What is expected
Repeat the whole listing exactly as written.

Records shown
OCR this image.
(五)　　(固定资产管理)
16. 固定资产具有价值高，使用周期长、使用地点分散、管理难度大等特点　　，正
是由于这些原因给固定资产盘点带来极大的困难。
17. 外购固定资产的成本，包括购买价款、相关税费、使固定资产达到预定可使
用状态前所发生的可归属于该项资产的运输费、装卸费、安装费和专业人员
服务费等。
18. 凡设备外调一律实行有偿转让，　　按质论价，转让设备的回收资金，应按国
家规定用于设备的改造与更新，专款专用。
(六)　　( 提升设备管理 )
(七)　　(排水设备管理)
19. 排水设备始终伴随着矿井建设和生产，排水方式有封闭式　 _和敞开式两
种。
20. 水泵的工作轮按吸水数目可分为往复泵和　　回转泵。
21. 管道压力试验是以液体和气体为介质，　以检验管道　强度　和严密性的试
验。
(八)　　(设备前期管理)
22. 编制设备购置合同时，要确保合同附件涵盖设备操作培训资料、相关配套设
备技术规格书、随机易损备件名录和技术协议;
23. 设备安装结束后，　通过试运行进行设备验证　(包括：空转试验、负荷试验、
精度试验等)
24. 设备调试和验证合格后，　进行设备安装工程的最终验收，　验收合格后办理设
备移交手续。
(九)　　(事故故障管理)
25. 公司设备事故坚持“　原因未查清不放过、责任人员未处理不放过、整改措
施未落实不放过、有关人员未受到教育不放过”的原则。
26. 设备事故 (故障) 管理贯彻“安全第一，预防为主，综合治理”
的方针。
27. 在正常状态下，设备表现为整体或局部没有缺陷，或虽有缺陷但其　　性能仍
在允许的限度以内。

Solution to this task
OCR this image.
(五)　　(固定资产管理)
16. 固定资产具有价值高，使用周期长、使用地点分散、管理难度大等特点　　，正
是由于这些原因给固定资产盘点带来极大的困难。
17. 外购固定资产的成本，包括购买价款、相关税费、使固定资产达到预定可使
用状态前所发生的可归属于该项资产的运输费、装卸费、安装费和专业人员
服务费等。
18. 凡设备外调一律实行有偿转让，　　按质论价，转让设备的回收资金，应按国
家规定用于设备的改造与更新，专款专用。
(六)　　( 提升设备管理 )
(七)　　(排水设备管理)
19. 排水设备始终伴随着矿井建设和生产，排水方式有封闭式　 _和敞开式两
种。
20. 水泵的工作轮按吸水数目可分为往复泵和　　回转泵。
21. 管道压力试验是以液体和气体为介质，　以检验管道　强度　和严密性的试
验。
(八)　　(设备前期管理)
22. 编制设备购置合同时，要确保合同附件涵盖设备操作培训资料、相关配套设
备技术规格书、随机易损备件名录和技术协议;
23. 设备安装结束后，　通过试运行进行设备验证　(包括：空转试验、负荷试验、
精度试验等)
24. 设备调试和验证合格后，　进行设备安装工程的最终验收，　验收合格后办理设
备移交手续。
(九)　　(事故故障管理)
25. 公司设备事故坚持“　原因未查清不放过、责任人员未处理不放过、整改措
施未落实不放过、有关人员未受到教育不放过”的原则。
26. 设备事故 (故障) 管理贯彻“安全第一，预防为主，综合治理”
的方针。
27. 在正常状态下，设备表现为整体或局部没有缺陷，或虽有缺陷但其　　性能仍
在允许的限度以内。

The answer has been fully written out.